-- Start --

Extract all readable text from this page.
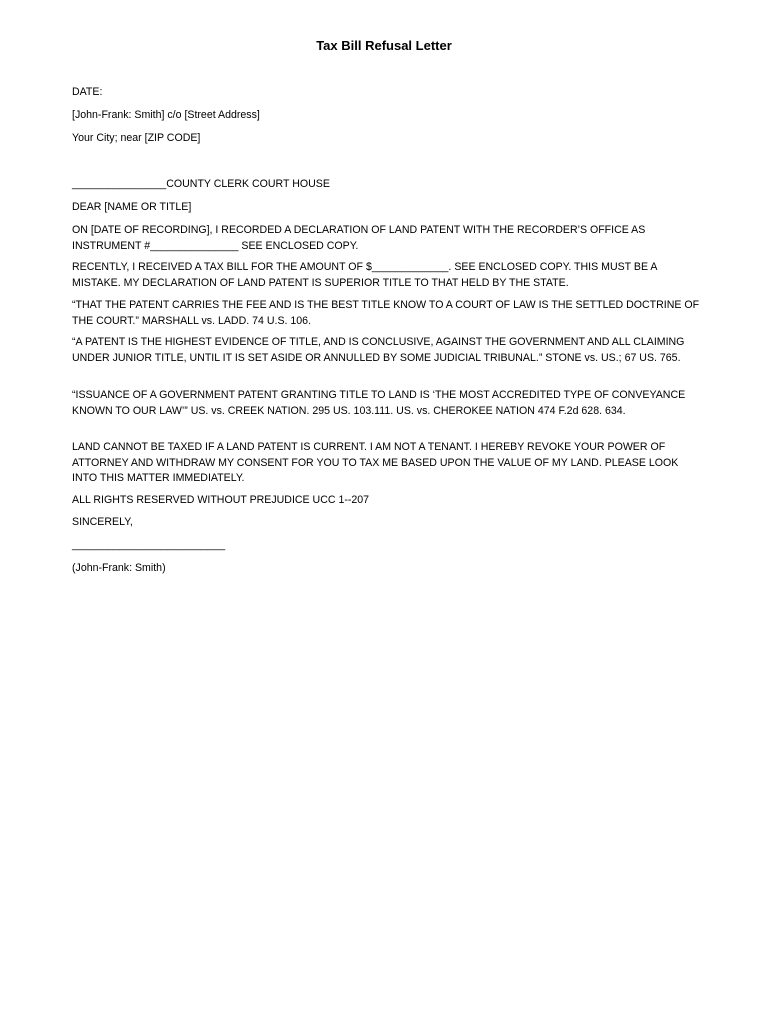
Tax Bill Refusal Letter
DATE:
[John-Frank: Smith] c/o [Street Address]
Your City; near [ZIP CODE]
________________COUNTY CLERK COURT HOUSE
DEAR [NAME OR TITLE]
ON [DATE OF RECORDING], I RECORDED A DECLARATION OF LAND PATENT WITH THE RECORDER’S OFFICE AS INSTRUMENT #_______________ SEE ENCLOSED COPY.
RECENTLY, I RECEIVED A TAX BILL FOR THE AMOUNT OF $_____________. SEE ENCLOSED COPY. THIS MUST BE A MISTAKE. MY DECLARATION OF LAND PATENT IS SUPERIOR TITLE TO THAT HELD BY THE STATE.
“THAT THE PATENT CARRIES THE FEE AND IS THE BEST TITLE KNOW TO A COURT OF LAW IS THE SETTLED DOCTRINE OF THE COURT.” MARSHALL vs. LADD. 74 U.S. 106.
“A PATENT IS THE HIGHEST EVIDENCE OF TITLE, AND IS CONCLUSIVE, AGAINST THE GOVERNMENT AND ALL CLAIMING UNDER JUNIOR TITLE, UNTIL IT IS SET ASIDE OR ANNULLED BY SOME JUDICIAL TRIBUNAL.” STONE vs. US.; 67 US. 765.
“ISSUANCE OF A GOVERNMENT PATENT GRANTING TITLE TO LAND IS ‘THE MOST ACCREDITED TYPE OF CONVEYANCE KNOWN TO OUR LAW’” US. vs. CREEK NATION. 295 US. 103.111. US. vs. CHEROKEE NATION 474 F.2d 628. 634.
LAND CANNOT BE TAXED IF A LAND PATENT IS CURRENT. I AM NOT A TENANT. I HEREBY REVOKE YOUR POWER OF ATTORNEY AND WITHDRAW MY CONSENT FOR YOU TO TAX ME BASED UPON THE VALUE OF MY LAND. PLEASE LOOK INTO THIS MATTER IMMEDIATELY.
ALL RIGHTS RESERVED WITHOUT PREJUDICE UCC 1--207
SINCERELY,
__________________________
(John-Frank: Smith)
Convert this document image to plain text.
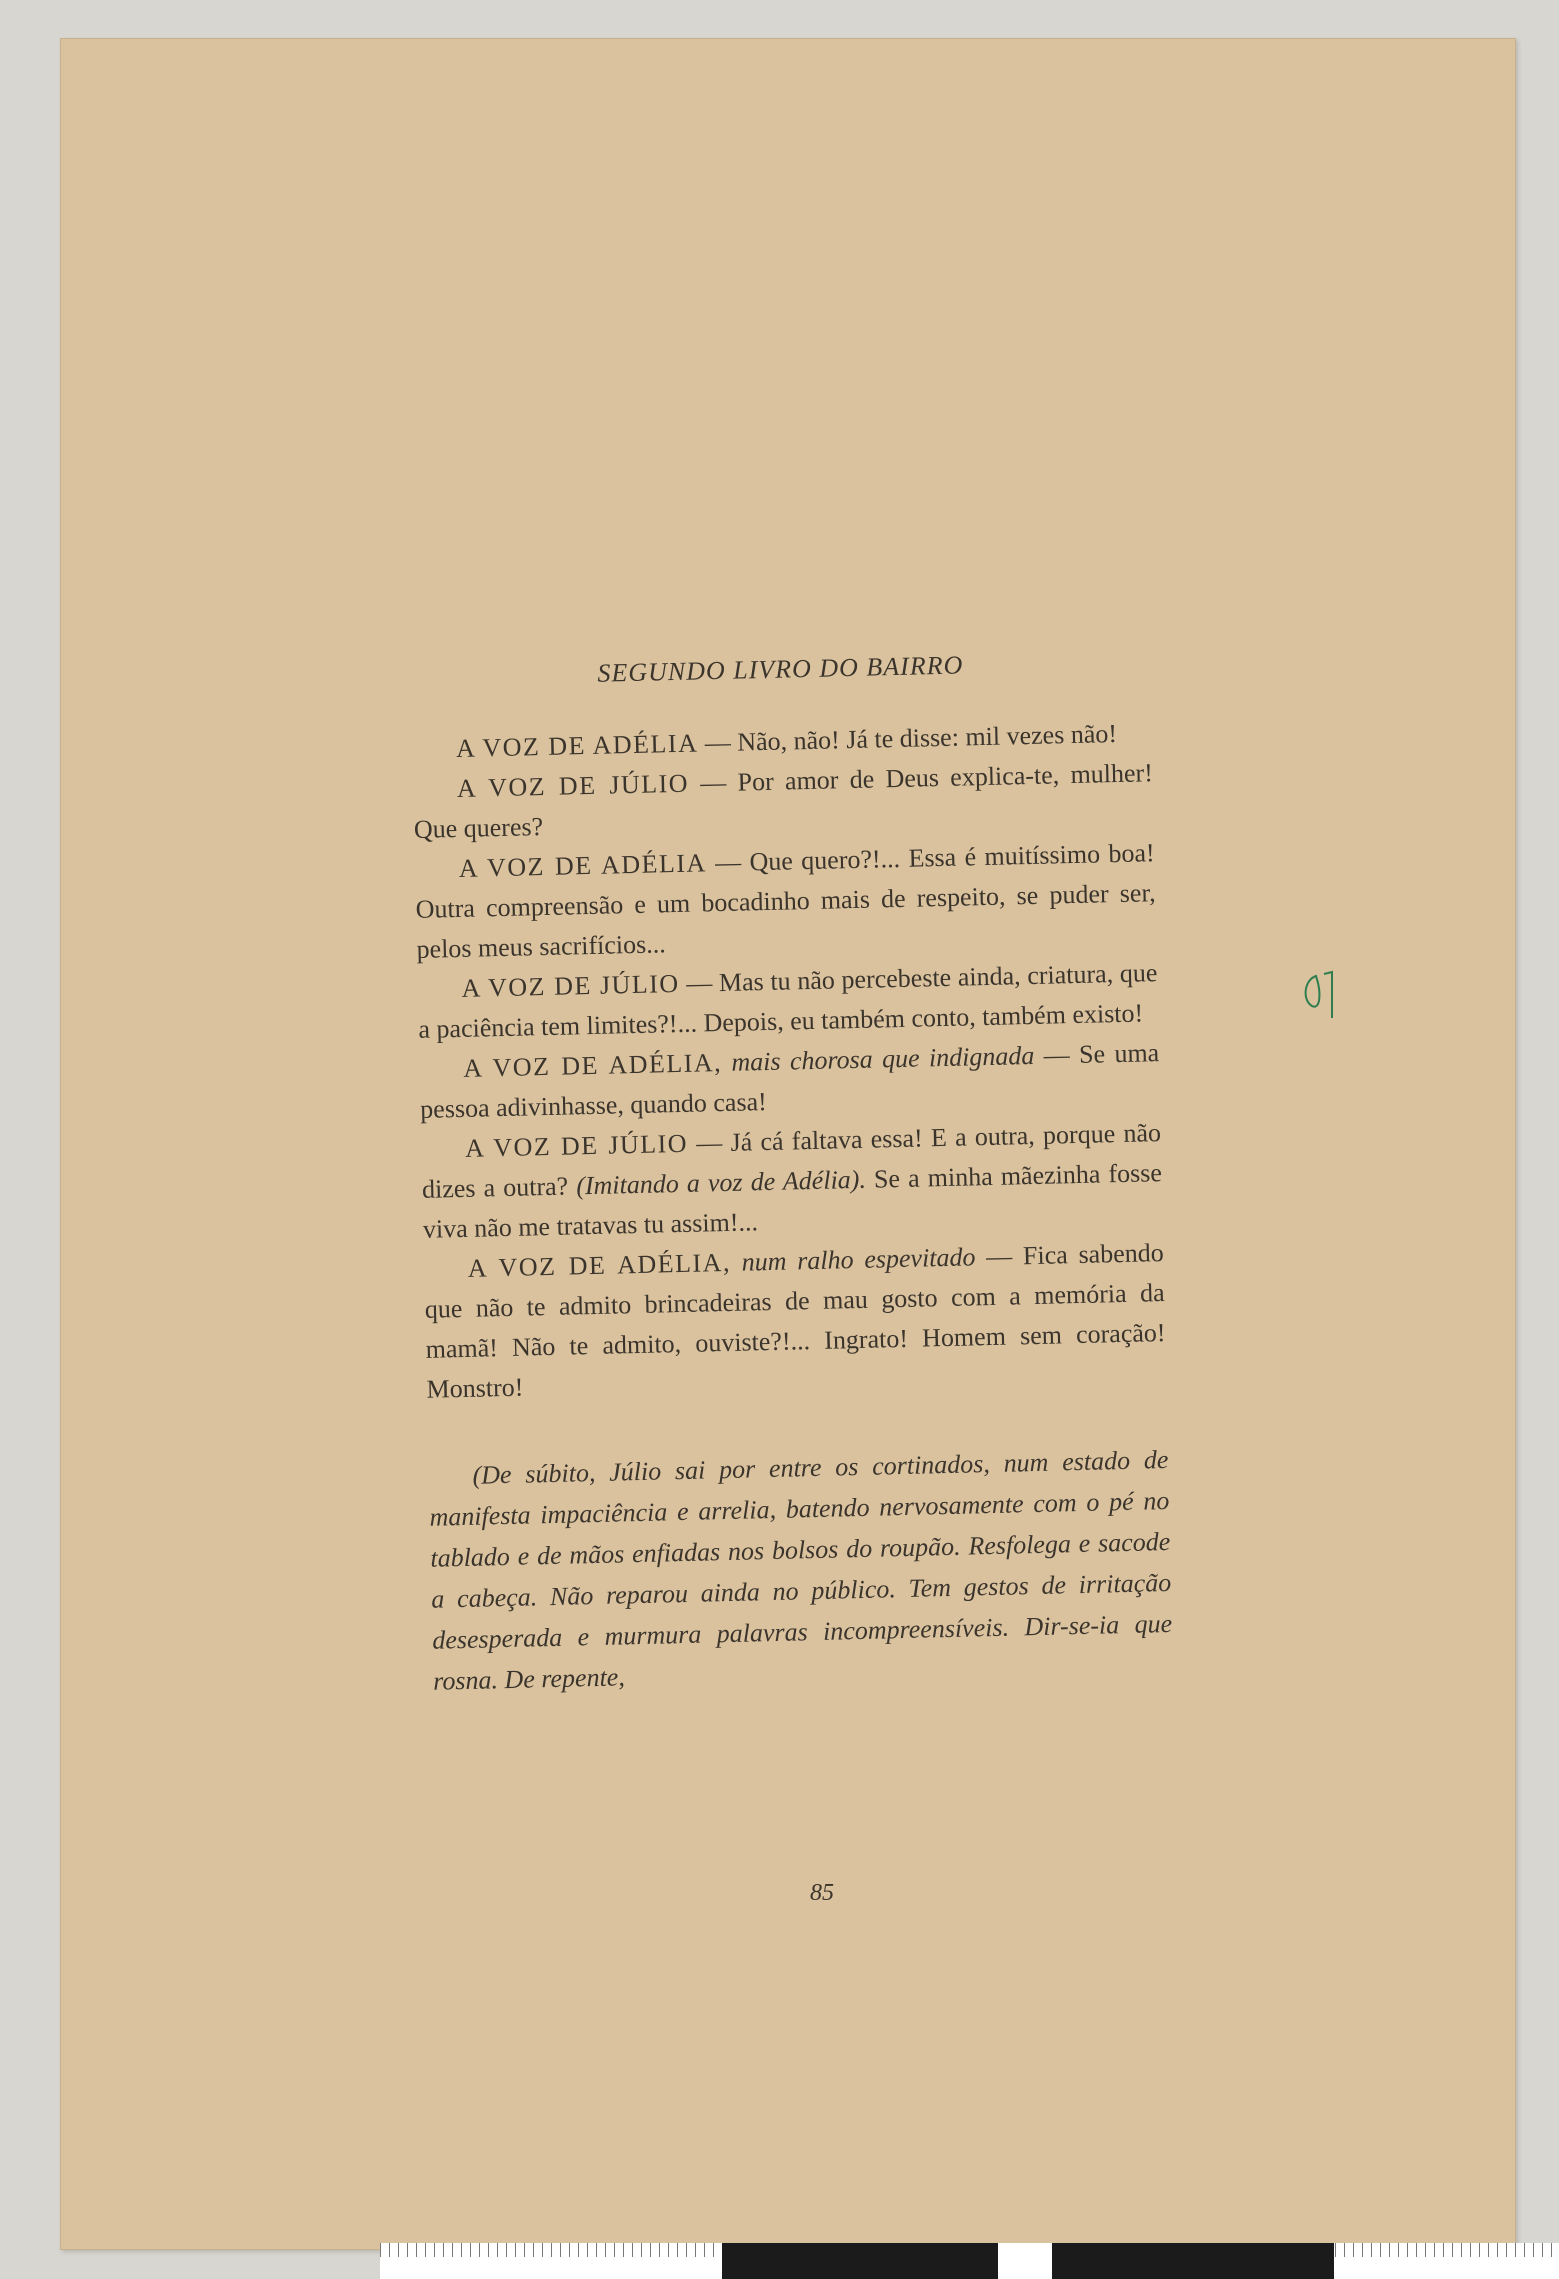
SEGUNDO LIVRO DO BAIRRO

A VOZ DE ADÉLIA — Não, não! Já te disse: mil vezes não!

A VOZ DE JÚLIO — Por amor de Deus explica-te, mulher! Que queres?

A VOZ DE ADÉLIA — Que quero?!... Essa é muitíssimo boa! Outra compreensão e um bocadinho mais de respeito, se puder ser, pelos meus sacrifícios...

A VOZ DE JÚLIO — Mas tu não percebeste ainda, criatura, que a paciência tem limites?!... Depois, eu também conto, também existo!

A VOZ DE ADÉLIA, mais chorosa que indignada — Se uma pessoa adivinhasse, quando casa!

A VOZ DE JÚLIO — Já cá faltava essa! E a outra, porque não dizes a outra? (Imitando a voz de Adélia). Se a minha mãezinha fosse viva não me tratavas tu assim!...

A VOZ DE ADÉLIA, num ralho espevitado — Fica sabendo que não te admito brincadeiras de mau gosto com a memória da mamã! Não te admito, ouviste?!... Ingrato! Homem sem coração! Monstro!

(De súbito, Júlio sai por entre os cortinados, num estado de manifesta impaciência e arrelia, batendo nervosamente com o pé no tablado e de mãos enfiadas nos bolsos do roupão. Resfolega e sacode a cabeça. Não reparou ainda no público. Tem gestos de irritação desesperada e murmura palavras incompreensíveis. Dir-se-ia que rosna. De repente,

85
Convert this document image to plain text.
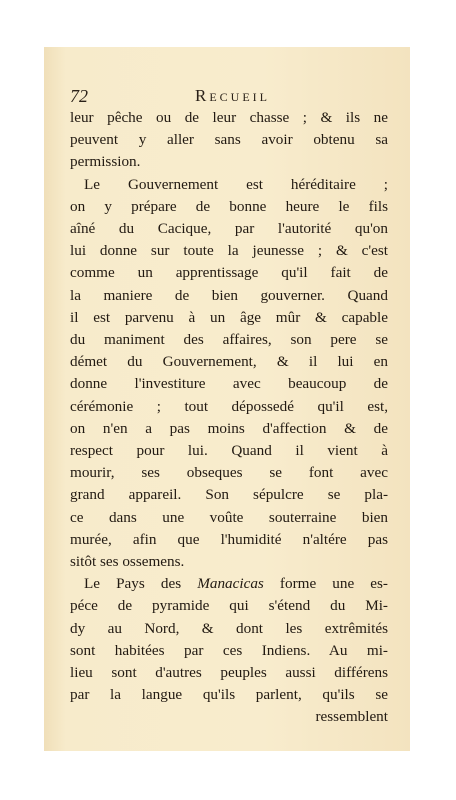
72	Recueil
leur pêche ou de leur chasse ; & ils ne
peuvent y aller sans avoir obtenu sa
permission.
Le Gouvernement est héréditaire ;
on y prépare de bonne heure le fils
aîné du Cacique, par l'autorité qu'on
lui donne sur toute la jeunesse ; & c'est
comme un apprentissage qu'il fait de
la maniere de bien gouverner. Quand
il est parvenu à un âge mûr & capable
du maniment des affaires, son pere se
démet du Gouvernement, & il lui en
donne l'investiture avec beaucoup de
cérémonie ; tout dépossedé qu'il est,
on n'en a pas moins d'affection & de
respect pour lui. Quand il vient à
mourir, ses obseques se font avec
grand appareil. Son sépulcre se pla-
ce dans une voûte souterraine bien
murée, afin que l'humidité n'altére pas
sitôt ses ossemens.
Le Pays des Manacicas forme une es-
péce de pyramide qui s'étend du Mi-
dy au Nord, & dont les extrêmités
sont habitées par ces Indiens. Au mi-
lieu sont d'autres peuples aussi différens
par la langue qu'ils parlent, qu'ils se
ressemblent
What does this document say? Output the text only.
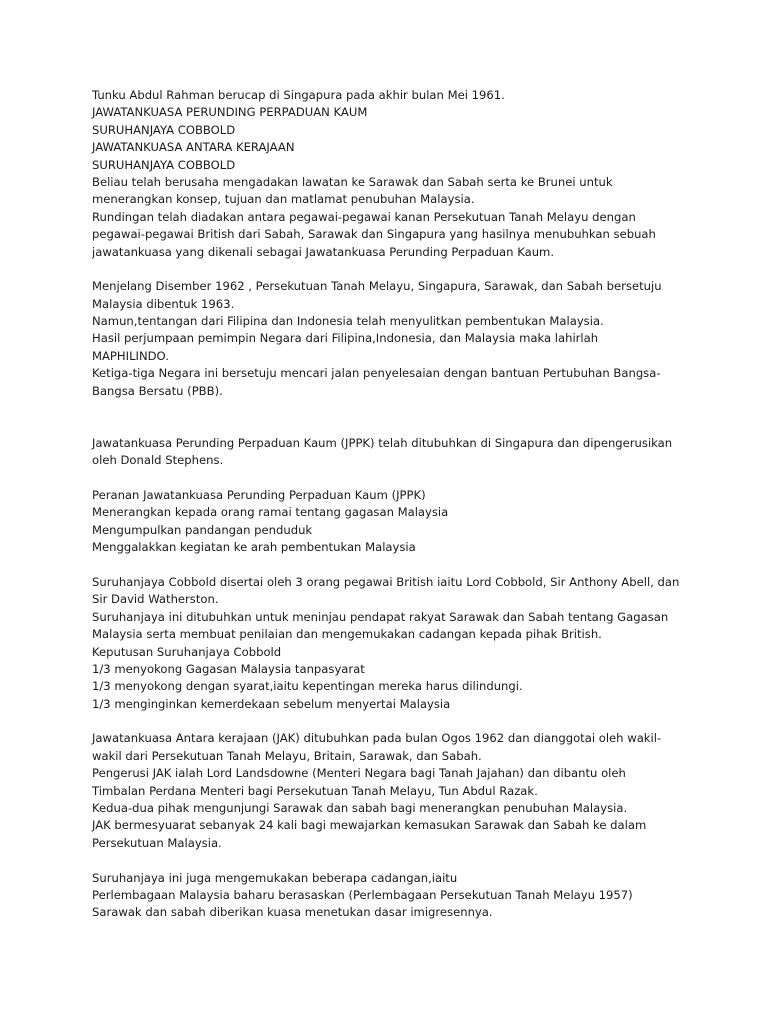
Tunku Abdul Rahman berucap di Singapura pada akhir bulan Mei 1961.
JAWATANKUASA PERUNDING PERPADUAN KAUM
SURUHANJAYA COBBOLD
JAWATANKUASA ANTARA KERAJAAN
SURUHANJAYA COBBOLD
Beliau telah berusaha mengadakan lawatan ke Sarawak dan Sabah serta ke Brunei untuk
menerangkan konsep, tujuan dan matlamat penubuhan Malaysia.
Rundingan telah diadakan antara pegawai-pegawai kanan Persekutuan Tanah Melayu dengan
pegawai-pegawai British dari Sabah, Sarawak dan Singapura yang hasilnya menubuhkan sebuah
jawatankuasa yang dikenali sebagai Jawatankuasa Perunding Perpaduan Kaum.
Menjelang Disember 1962 , Persekutuan Tanah Melayu, Singapura, Sarawak, dan Sabah bersetuju
Malaysia dibentuk 1963.
Namun,tentangan dari Filipina dan Indonesia telah menyulitkan pembentukan Malaysia.
Hasil perjumpaan pemimpin Negara dari Filipina,Indonesia, dan Malaysia maka lahirlah
MAPHILINDO.
Ketiga-tiga Negara ini bersetuju mencari jalan penyelesaian dengan bantuan Pertubuhan Bangsa-
Bangsa Bersatu (PBB).
Jawatankuasa Perunding Perpaduan Kaum (JPPK) telah ditubuhkan di Singapura dan dipengerusikan
oleh Donald Stephens.
Peranan Jawatankuasa Perunding Perpaduan Kaum (JPPK)
Menerangkan kepada orang ramai tentang gagasan Malaysia
Mengumpulkan pandangan penduduk
Menggalakkan kegiatan ke arah pembentukan Malaysia
Suruhanjaya Cobbold disertai oleh 3 orang pegawai British iaitu Lord Cobbold, Sir Anthony Abell, dan
Sir David Watherston.
Suruhanjaya ini ditubuhkan untuk meninjau pendapat rakyat Sarawak dan Sabah tentang Gagasan
Malaysia serta membuat penilaian dan mengemukakan cadangan kepada pihak British.
Keputusan Suruhanjaya Cobbold
1/3 menyokong Gagasan Malaysia tanpasyarat
1/3 menyokong dengan syarat,iaitu kepentingan mereka harus dilindungi.
1/3 menginginkan kemerdekaan sebelum menyertai Malaysia
Jawatankuasa Antara kerajaan (JAK) ditubuhkan pada bulan Ogos 1962 dan dianggotai oleh wakil-
wakil dari Persekutuan Tanah Melayu, Britain, Sarawak, dan Sabah.
Pengerusi JAK ialah Lord Landsdowne (Menteri Negara bagi Tanah Jajahan) dan dibantu oleh
Timbalan Perdana Menteri bagi Persekutuan Tanah Melayu, Tun Abdul Razak.
Kedua-dua pihak mengunjungi Sarawak dan sabah bagi menerangkan penubuhan Malaysia.
JAK bermesyuarat sebanyak 24 kali bagi mewajarkan kemasukan Sarawak dan Sabah ke dalam
Persekutuan Malaysia.
Suruhanjaya ini juga mengemukakan beberapa cadangan,iaitu
Perlembagaan Malaysia baharu berasaskan (Perlembagaan Persekutuan Tanah Melayu 1957)
Sarawak dan sabah diberikan kuasa menetukan dasar imigresennya.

-- End --

SET PROBLEM:
Copy out the lines in which the string "COURT" appears.

EXERCISE OUTPUT:
________________COUNTY CLERK COURT HOUSE
“THAT THE PATENT CARRIES THE FEE AND IS THE BEST TITLE KNOW TO A COURT OF LAW IS THE SETTLED DOCTRINE OF THE COURT.” MARSHALL vs. LADD. 74 U.S. 106.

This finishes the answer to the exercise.